**Task directions**
Type every record exactly as it appears.

**Source material**
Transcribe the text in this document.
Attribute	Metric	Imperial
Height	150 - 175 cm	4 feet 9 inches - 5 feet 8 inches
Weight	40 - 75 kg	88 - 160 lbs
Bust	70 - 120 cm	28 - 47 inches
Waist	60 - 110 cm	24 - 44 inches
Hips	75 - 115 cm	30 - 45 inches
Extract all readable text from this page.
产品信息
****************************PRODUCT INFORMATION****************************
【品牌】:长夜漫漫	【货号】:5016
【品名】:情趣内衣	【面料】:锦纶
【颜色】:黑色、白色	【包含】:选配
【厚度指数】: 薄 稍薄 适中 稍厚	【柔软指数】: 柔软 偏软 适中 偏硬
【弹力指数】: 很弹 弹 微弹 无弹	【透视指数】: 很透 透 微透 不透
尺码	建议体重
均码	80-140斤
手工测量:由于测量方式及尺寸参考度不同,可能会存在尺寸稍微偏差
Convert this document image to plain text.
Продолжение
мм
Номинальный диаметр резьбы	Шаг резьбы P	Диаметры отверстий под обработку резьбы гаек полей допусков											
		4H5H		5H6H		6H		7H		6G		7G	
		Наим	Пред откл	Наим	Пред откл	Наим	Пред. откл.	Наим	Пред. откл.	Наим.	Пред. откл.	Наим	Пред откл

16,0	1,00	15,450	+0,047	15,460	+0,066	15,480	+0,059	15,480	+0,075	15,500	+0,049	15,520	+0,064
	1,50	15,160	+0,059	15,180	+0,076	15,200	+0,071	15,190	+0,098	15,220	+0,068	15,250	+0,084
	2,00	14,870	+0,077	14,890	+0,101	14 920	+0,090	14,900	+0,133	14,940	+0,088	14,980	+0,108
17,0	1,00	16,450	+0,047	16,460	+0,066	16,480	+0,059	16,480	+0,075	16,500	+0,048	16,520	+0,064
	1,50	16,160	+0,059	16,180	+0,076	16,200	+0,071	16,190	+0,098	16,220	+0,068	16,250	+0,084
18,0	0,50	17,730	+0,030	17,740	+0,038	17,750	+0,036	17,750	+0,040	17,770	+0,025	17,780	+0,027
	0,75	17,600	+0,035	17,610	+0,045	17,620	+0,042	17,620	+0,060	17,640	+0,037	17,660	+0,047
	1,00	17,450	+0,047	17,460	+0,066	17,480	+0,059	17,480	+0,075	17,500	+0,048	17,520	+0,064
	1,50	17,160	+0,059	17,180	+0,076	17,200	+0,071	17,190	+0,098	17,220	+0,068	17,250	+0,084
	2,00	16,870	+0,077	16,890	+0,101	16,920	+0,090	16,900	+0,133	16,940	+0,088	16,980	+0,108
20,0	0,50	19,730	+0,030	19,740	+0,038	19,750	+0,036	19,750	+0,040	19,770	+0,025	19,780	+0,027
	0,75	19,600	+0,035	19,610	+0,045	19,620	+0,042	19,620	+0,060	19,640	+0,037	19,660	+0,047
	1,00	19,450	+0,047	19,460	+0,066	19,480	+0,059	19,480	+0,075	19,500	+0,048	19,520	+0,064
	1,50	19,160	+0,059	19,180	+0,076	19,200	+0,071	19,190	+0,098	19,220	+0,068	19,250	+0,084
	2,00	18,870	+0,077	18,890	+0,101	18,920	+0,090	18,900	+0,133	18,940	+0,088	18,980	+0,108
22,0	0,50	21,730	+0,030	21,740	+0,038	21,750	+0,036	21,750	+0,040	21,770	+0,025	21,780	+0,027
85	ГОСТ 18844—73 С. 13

**In response**
Transcribe the text in this document.
Attribute	Metric	Imperial
Height	150 - 175 cm	4 feet 9 inches - 5 feet 8 inches
Weight	40 - 75 kg	88 - 160 lbs
Bust	70 - 120 cm	28 - 47 inches
Waist	60 - 110 cm	24 - 44 inches
Hips	75 - 115 cm	30 - 45 inches
Extract all readable text from this page.
产品信息
****************************PRODUCT INFORMATION****************************
【品牌】:长夜漫漫	【货号】:5016
【品名】:情趣内衣	【面料】:锦纶
【颜色】:黑色、白色	【包含】:选配
【厚度指数】: 薄 稍薄 适中 稍厚	【柔软指数】: 柔软 偏软 适中 偏硬
【弹力指数】: 很弹 弹 微弹 无弹	【透视指数】: 很透 透 微透 不透
尺码	建议体重
均码	80-140斤
手工测量:由于测量方式及尺寸参考度不同,可能会存在尺寸稍微偏差
Convert this document image to plain text.
Продолжение
мм
Номинальный диаметр резьбы	Шаг резьбы P	Диаметры отверстий под обработку резьбы гаек полей допусков											
		4H5H		5H6H		6H		7H		6G		7G	
		Наим	Пред откл	Наим	Пред откл	Наим	Пред. откл.	Наим	Пред. откл.	Наим.	Пред. откл.	Наим	Пред откл

16,0	1,00	15,450	+0,047	15,460	+0,066	15,480	+0,059	15,480	+0,075	15,500	+0,049	15,520	+0,064
	1,50	15,160	+0,059	15,180	+0,076	15,200	+0,071	15,190	+0,098	15,220	+0,068	15,250	+0,084
	2,00	14,870	+0,077	14,890	+0,101	14 920	+0,090	14,900	+0,133	14,940	+0,088	14,980	+0,108
17,0	1,00	16,450	+0,047	16,460	+0,066	16,480	+0,059	16,480	+0,075	16,500	+0,048	16,520	+0,064
	1,50	16,160	+0,059	16,180	+0,076	16,200	+0,071	16,190	+0,098	16,220	+0,068	16,250	+0,084
18,0	0,50	17,730	+0,030	17,740	+0,038	17,750	+0,036	17,750	+0,040	17,770	+0,025	17,780	+0,027
	0,75	17,600	+0,035	17,610	+0,045	17,620	+0,042	17,620	+0,060	17,640	+0,037	17,660	+0,047
	1,00	17,450	+0,047	17,460	+0,066	17,480	+0,059	17,480	+0,075	17,500	+0,048	17,520	+0,064
	1,50	17,160	+0,059	17,180	+0,076	17,200	+0,071	17,190	+0,098	17,220	+0,068	17,250	+0,084
	2,00	16,870	+0,077	16,890	+0,101	16,920	+0,090	16,900	+0,133	16,940	+0,088	16,980	+0,108
20,0	0,50	19,730	+0,030	19,740	+0,038	19,750	+0,036	19,750	+0,040	19,770	+0,025	19,780	+0,027
	0,75	19,600	+0,035	19,610	+0,045	19,620	+0,042	19,620	+0,060	19,640	+0,037	19,660	+0,047
	1,00	19,450	+0,047	19,460	+0,066	19,480	+0,059	19,480	+0,075	19,500	+0,048	19,520	+0,064
	1,50	19,160	+0,059	19,180	+0,076	19,200	+0,071	19,190	+0,098	19,220	+0,068	19,250	+0,084
	2,00	18,870	+0,077	18,890	+0,101	18,920	+0,090	18,900	+0,133	18,940	+0,088	18,980	+0,108
22,0	0,50	21,730	+0,030	21,740	+0,038	21,750	+0,036	21,750	+0,040	21,770	+0,025	21,780	+0,027
85	ГОСТ 18844—73 С. 13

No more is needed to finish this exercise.